WHAT YOU HAVE TO DO:
Write out each line of the listing as it stands, without the images.

(Extracts from a graphics dataset)
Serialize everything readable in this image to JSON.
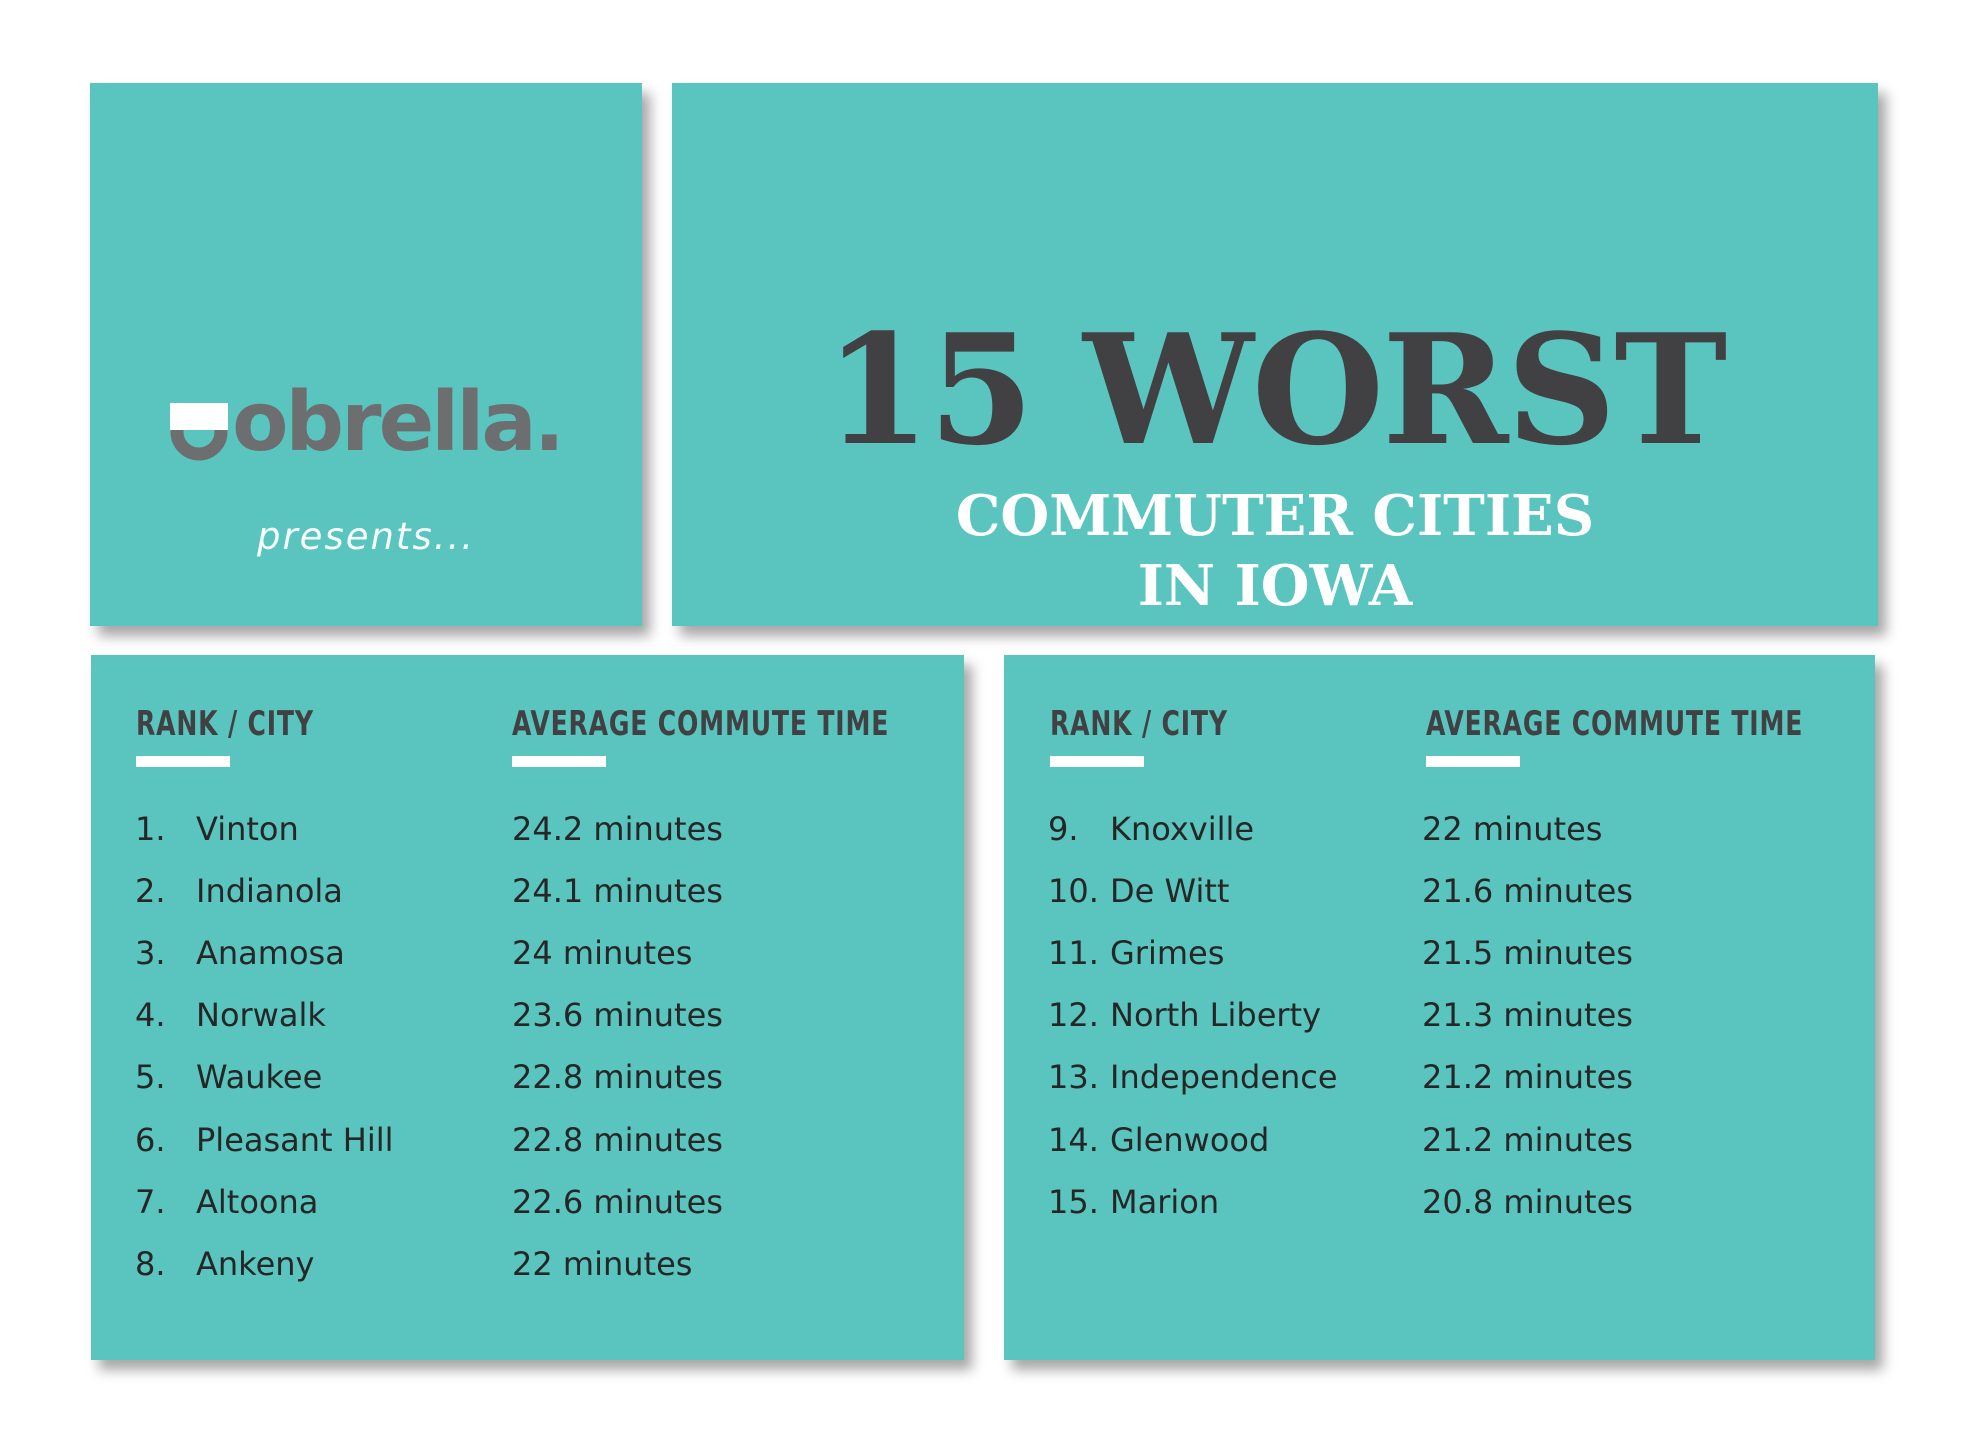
{
  "logo": {
    "brand": "obrella",
    "dot": ".",
    "tagline": "presents..."
  },
  "title": {
    "main": "15 WORST",
    "line1": "COMMUTER CITIES",
    "line2": "IN IOWA"
  },
  "table_left": {
    "header_rank_city": "RANK / CITY",
    "header_commute": "AVERAGE COMMUTE TIME",
    "rows": [
      {
        "rank": "1.",
        "city": "Vinton",
        "time": "24.2 minutes"
      },
      {
        "rank": "2.",
        "city": "Indianola",
        "time": "24.1 minutes"
      },
      {
        "rank": "3.",
        "city": "Anamosa",
        "time": "24 minutes"
      },
      {
        "rank": "4.",
        "city": "Norwalk",
        "time": "23.6 minutes"
      },
      {
        "rank": "5.",
        "city": "Waukee",
        "time": "22.8 minutes"
      },
      {
        "rank": "6.",
        "city": "Pleasant Hill",
        "time": "22.8 minutes"
      },
      {
        "rank": "7.",
        "city": "Altoona",
        "time": "22.6 minutes"
      },
      {
        "rank": "8.",
        "city": "Ankeny",
        "time": "22 minutes"
      }
    ]
  },
  "table_right": {
    "header_rank_city": "RANK / CITY",
    "header_commute": "AVERAGE COMMUTE TIME",
    "rows": [
      {
        "rank": "9.",
        "city": "Knoxville",
        "time": "22 minutes"
      },
      {
        "rank": "10.",
        "city": "De Witt",
        "time": "21.6 minutes"
      },
      {
        "rank": "11.",
        "city": "Grimes",
        "time": "21.5 minutes"
      },
      {
        "rank": "12.",
        "city": "North Liberty",
        "time": "21.3 minutes"
      },
      {
        "rank": "13.",
        "city": "Independence",
        "time": "21.2 minutes"
      },
      {
        "rank": "14.",
        "city": "Glenwood",
        "time": "21.2 minutes"
      },
      {
        "rank": "15.",
        "city": "Marion",
        "time": "20.8 minutes"
      }
    ]
  },
  "colors": {
    "card": "#5ac4bf",
    "dark_text": "#414042",
    "logo_gray": "#6d6e70",
    "white": "#ffffff"
  }
}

THE RESPONSE:
Serialize everything readable in this image to JSON.
{
  "logo": {
    "brand": "obrella",
    "dot": ".",
    "tagline": "presents..."
  },
  "title": {
    "main": "15 WORST",
    "line1": "COMMUTER CITIES",
    "line2": "IN IOWA"
  },
  "table_left": {
    "header_rank_city": "RANK / CITY",
    "header_commute": "AVERAGE COMMUTE TIME",
    "rows": [
      {
        "rank": "1.",
        "city": "Vinton",
        "time": "24.2 minutes"
      },
      {
        "rank": "2.",
        "city": "Indianola",
        "time": "24.1 minutes"
      },
      {
        "rank": "3.",
        "city": "Anamosa",
        "time": "24 minutes"
      },
      {
        "rank": "4.",
        "city": "Norwalk",
        "time": "23.6 minutes"
      },
      {
        "rank": "5.",
        "city": "Waukee",
        "time": "22.8 minutes"
      },
      {
        "rank": "6.",
        "city": "Pleasant Hill",
        "time": "22.8 minutes"
      },
      {
        "rank": "7.",
        "city": "Altoona",
        "time": "22.6 minutes"
      },
      {
        "rank": "8.",
        "city": "Ankeny",
        "time": "22 minutes"
      }
    ]
  },
  "table_right": {
    "header_rank_city": "RANK / CITY",
    "header_commute": "AVERAGE COMMUTE TIME",
    "rows": [
      {
        "rank": "9.",
        "city": "Knoxville",
        "time": "22 minutes"
      },
      {
        "rank": "10.",
        "city": "De Witt",
        "time": "21.6 minutes"
      },
      {
        "rank": "11.",
        "city": "Grimes",
        "time": "21.5 minutes"
      },
      {
        "rank": "12.",
        "city": "North Liberty",
        "time": "21.3 minutes"
      },
      {
        "rank": "13.",
        "city": "Independence",
        "time": "21.2 minutes"
      },
      {
        "rank": "14.",
        "city": "Glenwood",
        "time": "21.2 minutes"
      },
      {
        "rank": "15.",
        "city": "Marion",
        "time": "20.8 minutes"
      }
    ]
  },
  "colors": {
    "card": "#5ac4bf",
    "dark_text": "#414042",
    "logo_gray": "#6d6e70",
    "white": "#ffffff"
  }
}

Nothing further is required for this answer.